> **EXERCISE DESCRIPTION**
Using the records below, locate all lines containing "유한회사" and return them.

○ ○ ○ ○ ○ ○ ○

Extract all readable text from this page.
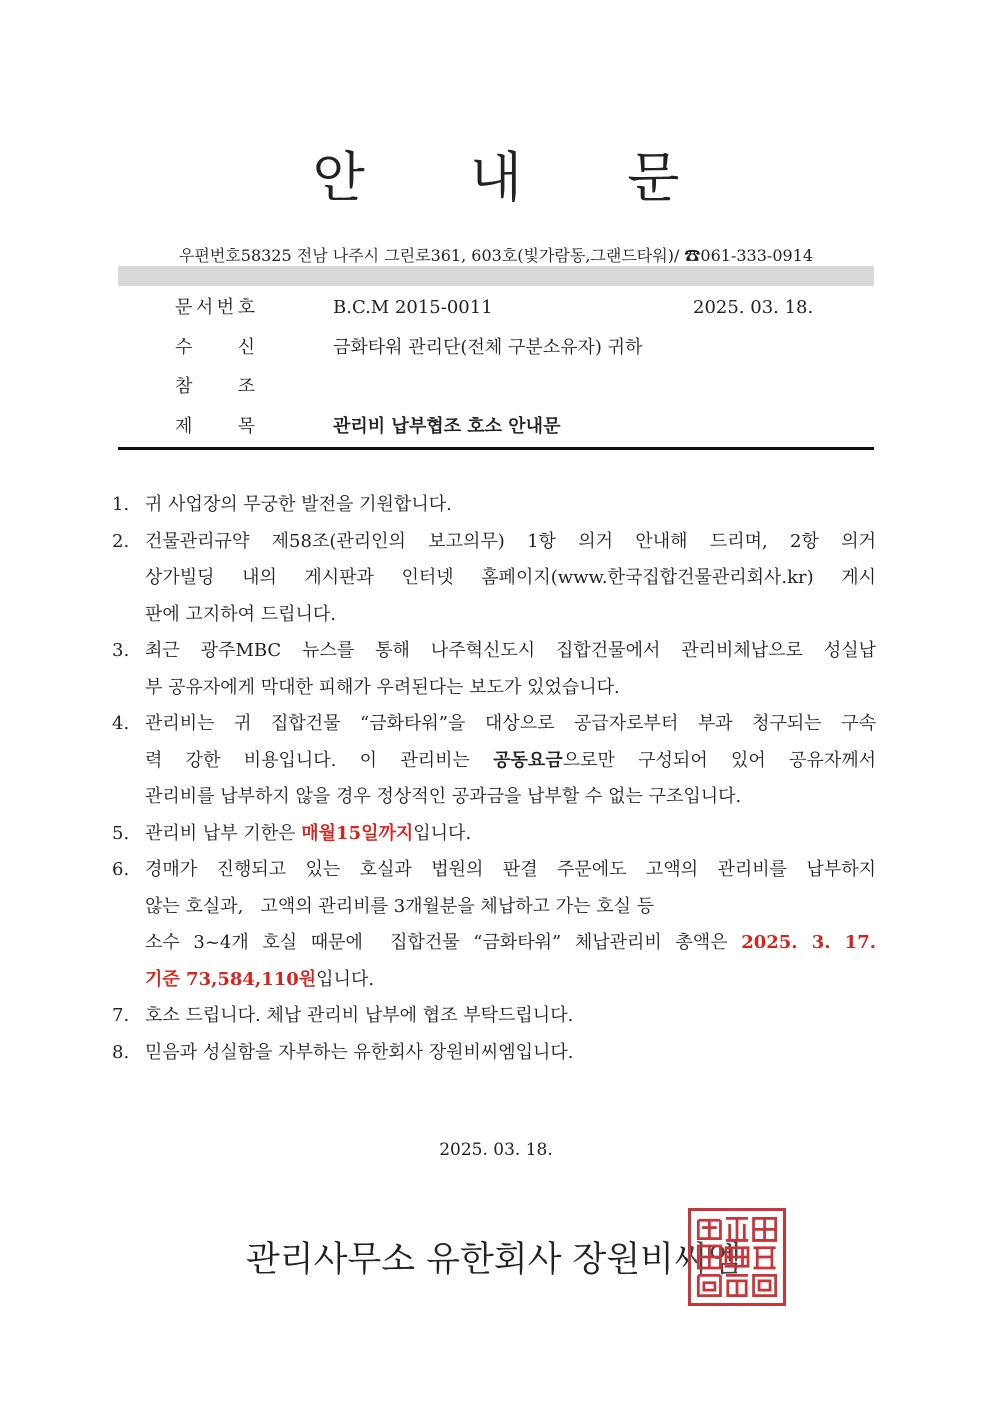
안 내 문
우편번호58325 전남 나주시 그린로361, 603호(빛가람동,그랜드타워)/ ☎061-333-0914
문 서 번 호	B.C.M 2015-0011	2025. 03. 18.
수	신	금화타워 관리단(전체 구분소유자) 귀하
참	조
제	목	관리비 납부협조 호소 안내문
1. 귀 사업장의 무궁한 발전을 기원합니다.
2. 건물관리규약 제58조(관리인의 보고의무) 1항 의거 안내해 드리며, 2항 의거
상가빌딩 내의 게시판과 인터넷 홈페이지(www.한국집합건물관리회사.kr) 게시
판에 고지하여 드립니다.
3. 최근 광주MBC 뉴스를 통해 나주혁신도시 집합건물에서 관리비체납으로 성실납
부 공유자에게 막대한 피해가 우려된다는 보도가 있었습니다.
4. 관리비는 귀 집합건물 “금화타워”을 대상으로 공급자로부터 부과 청구되는 구속
력 강한 비용입니다. 이 관리비는 공동요금으로만 구성되어 있어 공유자께서
관리비를 납부하지 않을 경우 정상적인 공과금을 납부할 수 없는 구조입니다.
5. 관리비 납부 기한은 매월15일까지입니다.
6. 경매가 진행되고 있는 호실과 법원의 판결 주문에도 고액의 관리비를 납부하지
않는 호실과,   고액의 관리비를 3개월분을 체납하고 가는 호실 등
소수 3~4개 호실 때문에  집합건물 “금화타워” 체납관리비 총액은 2025. 3. 17.
기준 73,584,110원입니다.
7. 호소 드립니다. 체납 관리비 납부에 협조 부탁드립니다.
8. 믿음과 성실함을 자부하는 유한회사 장원비씨엠입니다.
2025. 03. 18.
관리사무소 유한회사 장원비씨엠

○ ○ ○ ○ ○ ○ ○

> **THE SOLUTION**
8. 믿음과 성실함을 자부하는 유한회사 장원비씨엠입니다.
관리사무소 유한회사 장원비씨엠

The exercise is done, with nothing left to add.